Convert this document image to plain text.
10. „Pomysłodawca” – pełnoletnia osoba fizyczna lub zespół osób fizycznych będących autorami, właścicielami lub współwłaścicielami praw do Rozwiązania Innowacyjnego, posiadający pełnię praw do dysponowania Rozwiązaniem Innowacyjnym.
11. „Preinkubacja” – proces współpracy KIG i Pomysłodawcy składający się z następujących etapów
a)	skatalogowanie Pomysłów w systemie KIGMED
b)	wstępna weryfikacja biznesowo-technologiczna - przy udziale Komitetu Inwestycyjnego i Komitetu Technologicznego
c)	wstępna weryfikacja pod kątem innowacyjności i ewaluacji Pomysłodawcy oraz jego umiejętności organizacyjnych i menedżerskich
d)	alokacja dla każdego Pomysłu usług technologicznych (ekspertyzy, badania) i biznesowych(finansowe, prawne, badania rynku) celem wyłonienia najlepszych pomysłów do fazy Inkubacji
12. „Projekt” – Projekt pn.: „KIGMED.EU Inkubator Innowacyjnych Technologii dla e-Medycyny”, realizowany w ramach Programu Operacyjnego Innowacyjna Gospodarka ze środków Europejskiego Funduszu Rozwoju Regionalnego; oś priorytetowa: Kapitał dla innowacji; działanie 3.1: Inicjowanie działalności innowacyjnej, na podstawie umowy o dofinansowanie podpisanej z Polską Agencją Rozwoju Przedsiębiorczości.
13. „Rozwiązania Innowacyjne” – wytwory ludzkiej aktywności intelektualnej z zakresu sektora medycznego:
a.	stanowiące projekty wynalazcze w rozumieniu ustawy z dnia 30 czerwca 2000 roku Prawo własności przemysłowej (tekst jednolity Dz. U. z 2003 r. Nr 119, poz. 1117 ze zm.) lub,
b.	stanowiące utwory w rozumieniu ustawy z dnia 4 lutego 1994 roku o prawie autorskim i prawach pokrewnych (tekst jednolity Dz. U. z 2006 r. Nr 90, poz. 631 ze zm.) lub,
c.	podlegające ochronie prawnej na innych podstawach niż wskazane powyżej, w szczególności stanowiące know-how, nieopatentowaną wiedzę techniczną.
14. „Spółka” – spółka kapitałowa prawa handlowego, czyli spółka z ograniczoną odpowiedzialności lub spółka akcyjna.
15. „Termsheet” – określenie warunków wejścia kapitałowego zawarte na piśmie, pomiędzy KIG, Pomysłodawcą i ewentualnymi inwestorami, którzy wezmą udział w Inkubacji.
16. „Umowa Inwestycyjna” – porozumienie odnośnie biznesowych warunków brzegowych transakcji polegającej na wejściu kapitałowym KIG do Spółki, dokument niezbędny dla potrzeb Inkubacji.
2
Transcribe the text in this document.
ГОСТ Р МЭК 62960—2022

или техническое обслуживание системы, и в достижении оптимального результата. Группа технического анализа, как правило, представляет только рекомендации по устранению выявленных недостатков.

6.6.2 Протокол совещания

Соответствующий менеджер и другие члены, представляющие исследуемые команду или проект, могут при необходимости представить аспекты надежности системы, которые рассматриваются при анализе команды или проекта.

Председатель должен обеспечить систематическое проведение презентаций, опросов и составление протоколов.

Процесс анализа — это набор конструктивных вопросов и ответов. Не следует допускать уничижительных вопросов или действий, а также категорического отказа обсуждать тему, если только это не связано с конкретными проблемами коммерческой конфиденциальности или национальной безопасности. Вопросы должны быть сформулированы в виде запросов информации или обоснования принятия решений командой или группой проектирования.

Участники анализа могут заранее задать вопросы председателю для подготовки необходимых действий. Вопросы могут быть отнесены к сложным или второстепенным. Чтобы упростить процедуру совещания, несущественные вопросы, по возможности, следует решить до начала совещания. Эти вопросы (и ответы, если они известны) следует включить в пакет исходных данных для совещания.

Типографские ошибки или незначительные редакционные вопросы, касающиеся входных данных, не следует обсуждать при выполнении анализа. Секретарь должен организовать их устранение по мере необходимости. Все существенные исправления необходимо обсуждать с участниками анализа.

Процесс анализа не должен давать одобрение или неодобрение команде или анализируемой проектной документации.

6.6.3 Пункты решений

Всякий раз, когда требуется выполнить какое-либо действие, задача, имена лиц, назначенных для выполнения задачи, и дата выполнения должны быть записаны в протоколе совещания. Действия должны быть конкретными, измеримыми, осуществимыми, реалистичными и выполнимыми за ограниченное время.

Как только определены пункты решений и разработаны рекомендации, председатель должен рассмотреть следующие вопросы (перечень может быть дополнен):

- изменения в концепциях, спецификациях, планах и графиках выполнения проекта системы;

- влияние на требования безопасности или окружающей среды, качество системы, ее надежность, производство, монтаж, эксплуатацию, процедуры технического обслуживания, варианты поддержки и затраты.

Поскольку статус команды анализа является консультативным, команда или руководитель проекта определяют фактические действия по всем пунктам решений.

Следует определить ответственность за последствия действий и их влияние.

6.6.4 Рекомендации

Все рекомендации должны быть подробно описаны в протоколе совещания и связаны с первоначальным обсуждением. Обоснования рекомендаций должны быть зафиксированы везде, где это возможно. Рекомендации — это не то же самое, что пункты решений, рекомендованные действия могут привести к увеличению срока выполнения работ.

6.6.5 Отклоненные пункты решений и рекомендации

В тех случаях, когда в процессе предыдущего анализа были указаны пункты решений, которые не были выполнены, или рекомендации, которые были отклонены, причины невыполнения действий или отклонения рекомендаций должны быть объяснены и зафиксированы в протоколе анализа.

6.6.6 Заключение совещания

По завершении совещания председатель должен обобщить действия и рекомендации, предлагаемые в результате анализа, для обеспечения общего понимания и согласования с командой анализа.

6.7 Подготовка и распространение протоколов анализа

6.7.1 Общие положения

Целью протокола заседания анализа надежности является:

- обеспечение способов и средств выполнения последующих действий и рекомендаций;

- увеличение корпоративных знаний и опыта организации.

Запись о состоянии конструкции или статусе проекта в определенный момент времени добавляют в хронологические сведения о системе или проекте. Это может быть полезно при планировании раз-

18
#####
**REQUIRED TASK:**
Check each line of the records above for the string "Pomysłodawcy", and report every line that has it.

**FULL ANSWER:**
11. „Preinkubacja” – proces współpracy KIG i Pomysłodawcy składający się z następujących etapów
c)	wstępna weryfikacja pod kątem innowacyjności i ewaluacji Pomysłodawcy oraz jego umiejętności organizacyjnych i menedżerskich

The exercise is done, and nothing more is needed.